== DATA RECORDS ==
★ ★ ★ ★ ★

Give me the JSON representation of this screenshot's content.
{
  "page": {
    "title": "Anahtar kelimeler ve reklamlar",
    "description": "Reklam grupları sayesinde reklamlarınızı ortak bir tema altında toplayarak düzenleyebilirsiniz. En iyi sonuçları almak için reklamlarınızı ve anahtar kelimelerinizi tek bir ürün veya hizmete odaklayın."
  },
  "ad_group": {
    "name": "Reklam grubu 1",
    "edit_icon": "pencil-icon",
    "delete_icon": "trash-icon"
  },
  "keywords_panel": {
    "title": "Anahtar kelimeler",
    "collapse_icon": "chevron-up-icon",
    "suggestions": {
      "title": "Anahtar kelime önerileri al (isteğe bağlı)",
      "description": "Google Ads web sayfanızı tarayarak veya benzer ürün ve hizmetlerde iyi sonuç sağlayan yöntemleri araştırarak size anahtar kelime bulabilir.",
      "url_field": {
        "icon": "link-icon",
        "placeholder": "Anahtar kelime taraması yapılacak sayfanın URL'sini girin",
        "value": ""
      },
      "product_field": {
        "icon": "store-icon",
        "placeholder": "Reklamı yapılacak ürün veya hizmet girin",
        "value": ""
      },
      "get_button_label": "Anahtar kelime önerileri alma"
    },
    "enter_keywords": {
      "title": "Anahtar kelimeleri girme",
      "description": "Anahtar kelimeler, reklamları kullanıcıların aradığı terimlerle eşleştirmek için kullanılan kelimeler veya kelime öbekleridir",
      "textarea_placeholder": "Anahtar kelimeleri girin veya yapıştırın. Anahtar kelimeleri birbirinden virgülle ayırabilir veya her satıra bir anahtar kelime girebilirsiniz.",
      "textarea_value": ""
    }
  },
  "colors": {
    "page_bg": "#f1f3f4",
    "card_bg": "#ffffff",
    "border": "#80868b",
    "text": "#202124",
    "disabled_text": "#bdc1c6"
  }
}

★ ★ ★ ★ ★

== TASK STATEMENT ==
Type out the material again exactly as presented.

== WRITTEN ANSWER ==
Give me the JSON representation of this screenshot's content.
{
  "page": {
    "title": "Anahtar kelimeler ve reklamlar",
    "description": "Reklam grupları sayesinde reklamlarınızı ortak bir tema altında toplayarak düzenleyebilirsiniz. En iyi sonuçları almak için reklamlarınızı ve anahtar kelimelerinizi tek bir ürün veya hizmete odaklayın."
  },
  "ad_group": {
    "name": "Reklam grubu 1",
    "edit_icon": "pencil-icon",
    "delete_icon": "trash-icon"
  },
  "keywords_panel": {
    "title": "Anahtar kelimeler",
    "collapse_icon": "chevron-up-icon",
    "suggestions": {
      "title": "Anahtar kelime önerileri al (isteğe bağlı)",
      "description": "Google Ads web sayfanızı tarayarak veya benzer ürün ve hizmetlerde iyi sonuç sağlayan yöntemleri araştırarak size anahtar kelime bulabilir.",
      "url_field": {
        "icon": "link-icon",
        "placeholder": "Anahtar kelime taraması yapılacak sayfanın URL'sini girin",
        "value": ""
      },
      "product_field": {
        "icon": "store-icon",
        "placeholder": "Reklamı yapılacak ürün veya hizmet girin",
        "value": ""
      },
      "get_button_label": "Anahtar kelime önerileri alma"
    },
    "enter_keywords": {
      "title": "Anahtar kelimeleri girme",
      "description": "Anahtar kelimeler, reklamları kullanıcıların aradığı terimlerle eşleştirmek için kullanılan kelimeler veya kelime öbekleridir",
      "textarea_placeholder": "Anahtar kelimeleri girin veya yapıştırın. Anahtar kelimeleri birbirinden virgülle ayırabilir veya her satıra bir anahtar kelime girebilirsiniz.",
      "textarea_value": ""
    }
  },
  "colors": {
    "page_bg": "#f1f3f4",
    "card_bg": "#ffffff",
    "border": "#80868b",
    "text": "#202124",
    "disabled_text": "#bdc1c6"
  }
}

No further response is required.